* TASK BRIEF
Each entry that follows must be output without any deviation.

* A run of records
————————
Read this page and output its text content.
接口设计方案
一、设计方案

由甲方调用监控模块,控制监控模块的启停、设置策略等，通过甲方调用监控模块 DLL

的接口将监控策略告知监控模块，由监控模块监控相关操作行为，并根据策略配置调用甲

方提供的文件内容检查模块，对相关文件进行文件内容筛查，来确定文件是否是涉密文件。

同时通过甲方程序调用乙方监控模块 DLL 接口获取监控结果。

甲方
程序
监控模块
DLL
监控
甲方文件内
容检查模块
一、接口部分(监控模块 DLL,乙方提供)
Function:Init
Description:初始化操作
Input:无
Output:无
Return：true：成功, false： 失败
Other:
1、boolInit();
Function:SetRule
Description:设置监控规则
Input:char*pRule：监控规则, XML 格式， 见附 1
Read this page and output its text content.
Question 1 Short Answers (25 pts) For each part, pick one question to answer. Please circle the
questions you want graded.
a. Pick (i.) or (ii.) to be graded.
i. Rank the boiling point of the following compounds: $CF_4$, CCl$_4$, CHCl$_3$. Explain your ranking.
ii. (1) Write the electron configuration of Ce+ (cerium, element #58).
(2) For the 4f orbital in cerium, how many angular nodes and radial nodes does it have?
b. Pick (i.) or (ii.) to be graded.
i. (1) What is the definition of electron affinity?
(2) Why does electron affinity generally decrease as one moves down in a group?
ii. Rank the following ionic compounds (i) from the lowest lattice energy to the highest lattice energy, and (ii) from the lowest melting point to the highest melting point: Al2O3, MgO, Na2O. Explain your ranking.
————————
* SOLUTION FOR THIS PROBLEM
Read this page and output its text content.
接口设计方案
一、设计方案

由甲方调用监控模块,控制监控模块的启停、设置策略等，通过甲方调用监控模块 DLL

的接口将监控策略告知监控模块，由监控模块监控相关操作行为，并根据策略配置调用甲

方提供的文件内容检查模块，对相关文件进行文件内容筛查，来确定文件是否是涉密文件。

同时通过甲方程序调用乙方监控模块 DLL 接口获取监控结果。

甲方
程序
监控模块
DLL
监控
甲方文件内
容检查模块
一、接口部分(监控模块 DLL,乙方提供)
Function:Init
Description:初始化操作
Input:无
Output:无
Return：true：成功, false： 失败
Other:
1、boolInit();
Function:SetRule
Description:设置监控规则
Input:char*pRule：监控规则, XML 格式， 见附 1
Read this page and output its text content.
Question 1 Short Answers (25 pts) For each part, pick one question to answer. Please circle the
questions you want graded.
a. Pick (i.) or (ii.) to be graded.
i. Rank the boiling point of the following compounds: $CF_4$, CCl$_4$, CHCl$_3$. Explain your ranking.
ii. (1) Write the electron configuration of Ce+ (cerium, element #58).
(2) For the 4f orbital in cerium, how many angular nodes and radial nodes does it have?
b. Pick (i.) or (ii.) to be graded.
i. (1) What is the definition of electron affinity?
(2) Why does electron affinity generally decrease as one moves down in a group?
ii. Rank the following ionic compounds (i) from the lowest lattice energy to the highest lattice energy, and (ii) from the lowest melting point to the highest melting point: Al2O3, MgO, Na2O. Explain your ranking.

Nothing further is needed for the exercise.